#### TASK:
Which lines below hold the word "a₁₁a₂₂"? Report each one.

========

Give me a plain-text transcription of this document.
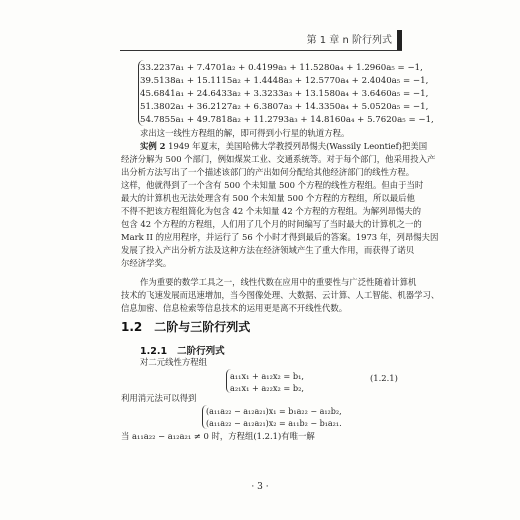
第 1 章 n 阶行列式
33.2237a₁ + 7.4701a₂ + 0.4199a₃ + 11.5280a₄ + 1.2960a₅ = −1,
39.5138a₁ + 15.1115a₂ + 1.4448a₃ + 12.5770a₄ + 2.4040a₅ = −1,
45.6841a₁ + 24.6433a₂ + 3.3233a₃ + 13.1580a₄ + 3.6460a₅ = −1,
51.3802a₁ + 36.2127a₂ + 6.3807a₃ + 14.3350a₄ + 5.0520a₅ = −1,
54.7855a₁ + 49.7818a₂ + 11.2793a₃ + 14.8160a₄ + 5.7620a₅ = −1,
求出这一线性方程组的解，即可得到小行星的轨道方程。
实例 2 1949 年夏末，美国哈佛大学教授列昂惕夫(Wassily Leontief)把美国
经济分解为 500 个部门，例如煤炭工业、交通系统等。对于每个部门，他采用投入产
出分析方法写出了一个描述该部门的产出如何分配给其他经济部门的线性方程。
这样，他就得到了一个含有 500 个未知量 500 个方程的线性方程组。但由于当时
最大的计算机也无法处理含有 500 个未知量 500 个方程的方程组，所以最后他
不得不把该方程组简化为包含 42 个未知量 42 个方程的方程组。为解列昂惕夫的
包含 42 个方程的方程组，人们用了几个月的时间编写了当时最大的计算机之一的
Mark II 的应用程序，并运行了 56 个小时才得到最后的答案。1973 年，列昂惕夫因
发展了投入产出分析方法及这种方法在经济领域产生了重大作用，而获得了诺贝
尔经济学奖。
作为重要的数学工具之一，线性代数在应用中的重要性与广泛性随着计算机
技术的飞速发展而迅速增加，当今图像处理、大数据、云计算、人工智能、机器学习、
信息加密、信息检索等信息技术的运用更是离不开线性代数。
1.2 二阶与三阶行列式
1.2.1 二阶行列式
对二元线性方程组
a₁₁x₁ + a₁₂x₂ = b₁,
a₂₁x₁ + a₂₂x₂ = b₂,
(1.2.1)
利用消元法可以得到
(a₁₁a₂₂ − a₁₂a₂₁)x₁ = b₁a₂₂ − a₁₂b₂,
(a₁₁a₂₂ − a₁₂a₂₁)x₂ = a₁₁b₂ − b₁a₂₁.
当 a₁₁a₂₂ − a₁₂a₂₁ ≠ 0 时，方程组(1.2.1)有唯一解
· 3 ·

========

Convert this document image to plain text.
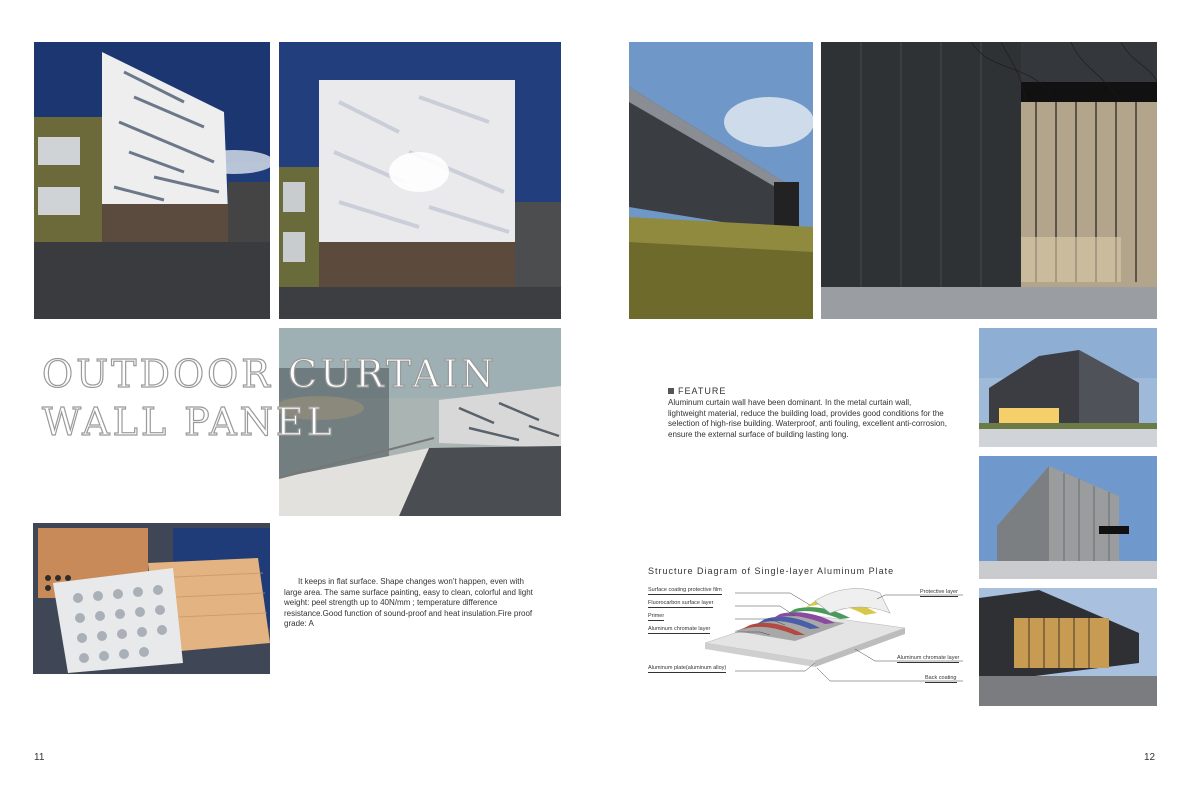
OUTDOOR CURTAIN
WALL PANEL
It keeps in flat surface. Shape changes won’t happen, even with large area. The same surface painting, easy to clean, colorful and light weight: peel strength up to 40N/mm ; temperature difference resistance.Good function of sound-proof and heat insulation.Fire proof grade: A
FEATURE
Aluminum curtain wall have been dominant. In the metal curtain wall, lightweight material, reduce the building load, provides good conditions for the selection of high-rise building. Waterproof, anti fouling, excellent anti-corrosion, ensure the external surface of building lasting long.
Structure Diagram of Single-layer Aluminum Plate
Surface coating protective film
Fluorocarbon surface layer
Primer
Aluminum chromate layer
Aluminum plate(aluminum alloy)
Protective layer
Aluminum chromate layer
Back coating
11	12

========

#### ANSWER TO THIS PROBLEM:
(a₁₁a₂₂ − a₁₂a₂₁)x₁ = b₁a₂₂ − a₁₂b₂,
(a₁₁a₂₂ − a₁₂a₂₁)x₂ = a₁₁b₂ − b₁a₂₁.
当 a₁₁a₂₂ − a₁₂a₂₁ ≠ 0 时，方程组(1.2.1)有唯一解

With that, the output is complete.